/---

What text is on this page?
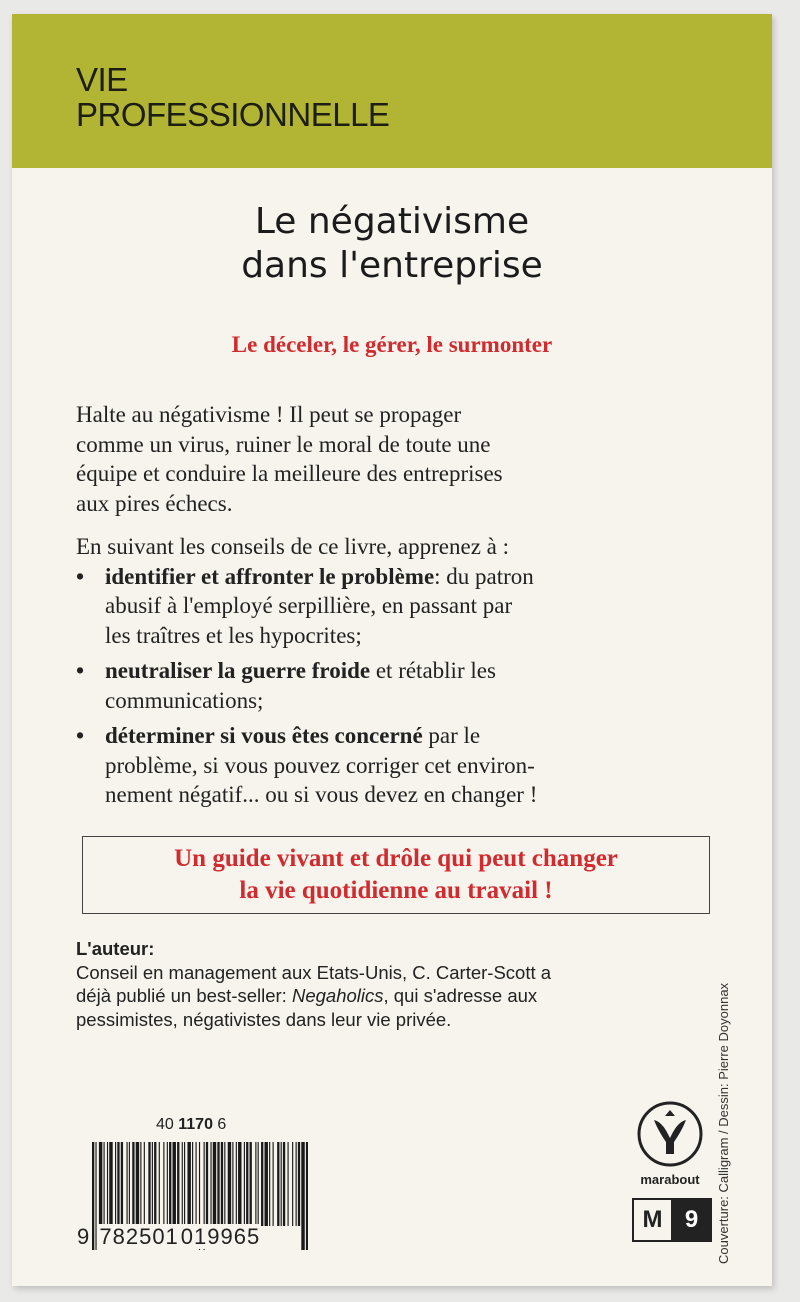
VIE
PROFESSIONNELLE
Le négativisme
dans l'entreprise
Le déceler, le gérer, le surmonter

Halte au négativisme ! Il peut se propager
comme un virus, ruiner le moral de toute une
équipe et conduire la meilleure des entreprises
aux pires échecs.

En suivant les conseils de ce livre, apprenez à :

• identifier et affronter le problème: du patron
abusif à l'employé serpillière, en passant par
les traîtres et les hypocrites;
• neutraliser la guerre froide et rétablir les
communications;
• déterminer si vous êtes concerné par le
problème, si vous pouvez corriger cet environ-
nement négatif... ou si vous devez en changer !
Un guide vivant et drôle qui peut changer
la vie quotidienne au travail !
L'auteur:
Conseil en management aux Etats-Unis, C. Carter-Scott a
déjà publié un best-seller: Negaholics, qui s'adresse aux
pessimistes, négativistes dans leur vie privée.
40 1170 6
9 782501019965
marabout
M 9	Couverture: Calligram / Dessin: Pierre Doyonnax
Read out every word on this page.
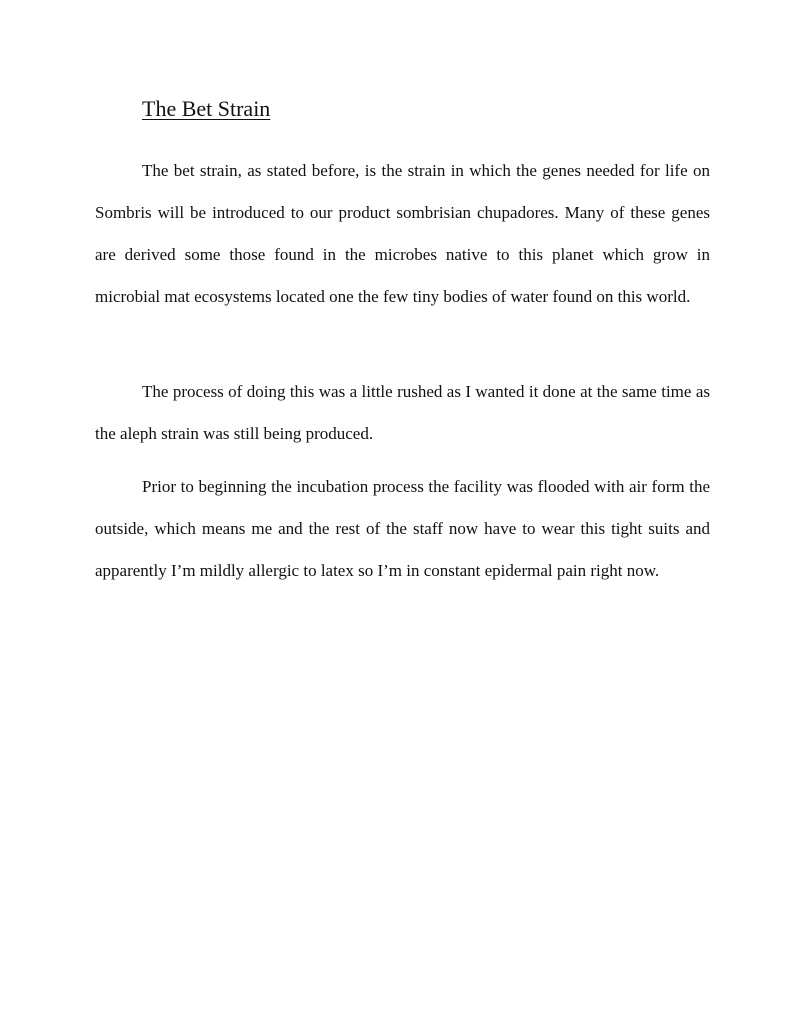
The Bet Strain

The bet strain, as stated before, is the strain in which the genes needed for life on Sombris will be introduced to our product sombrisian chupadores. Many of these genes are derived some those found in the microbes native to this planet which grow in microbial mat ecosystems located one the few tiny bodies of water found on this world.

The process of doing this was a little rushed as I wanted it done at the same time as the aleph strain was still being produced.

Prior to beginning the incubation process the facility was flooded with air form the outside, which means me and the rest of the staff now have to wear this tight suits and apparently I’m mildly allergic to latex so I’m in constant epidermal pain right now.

\---

**Exercise**
Once the pictures are removed, repeat all of the data above exactly.

**Solution**
What text is on this page?
VIE
PROFESSIONNELLE
Le négativisme
dans l'entreprise
Le déceler, le gérer, le surmonter

Halte au négativisme ! Il peut se propager
comme un virus, ruiner le moral de toute une
équipe et conduire la meilleure des entreprises
aux pires échecs.

En suivant les conseils de ce livre, apprenez à :

• identifier et affronter le problème: du patron
abusif à l'employé serpillière, en passant par
les traîtres et les hypocrites;
• neutraliser la guerre froide et rétablir les
communications;
• déterminer si vous êtes concerné par le
problème, si vous pouvez corriger cet environ-
nement négatif... ou si vous devez en changer !
Un guide vivant et drôle qui peut changer
la vie quotidienne au travail !
L'auteur:
Conseil en management aux Etats-Unis, C. Carter-Scott a
déjà publié un best-seller: Negaholics, qui s'adresse aux
pessimistes, négativistes dans leur vie privée.
40 1170 6
9 782501019965
marabout
M 9	Couverture: Calligram / Dessin: Pierre Doyonnax
Read out every word on this page.
The Bet Strain

The bet strain, as stated before, is the strain in which the genes needed for life on Sombris will be introduced to our product sombrisian chupadores. Many of these genes are derived some those found in the microbes native to this planet which grow in microbial mat ecosystems located one the few tiny bodies of water found on this world.

The process of doing this was a little rushed as I wanted it done at the same time as the aleph strain was still being produced.

Prior to beginning the incubation process the facility was flooded with air form the outside, which means me and the rest of the staff now have to wear this tight suits and apparently I’m mildly allergic to latex so I’m in constant epidermal pain right now.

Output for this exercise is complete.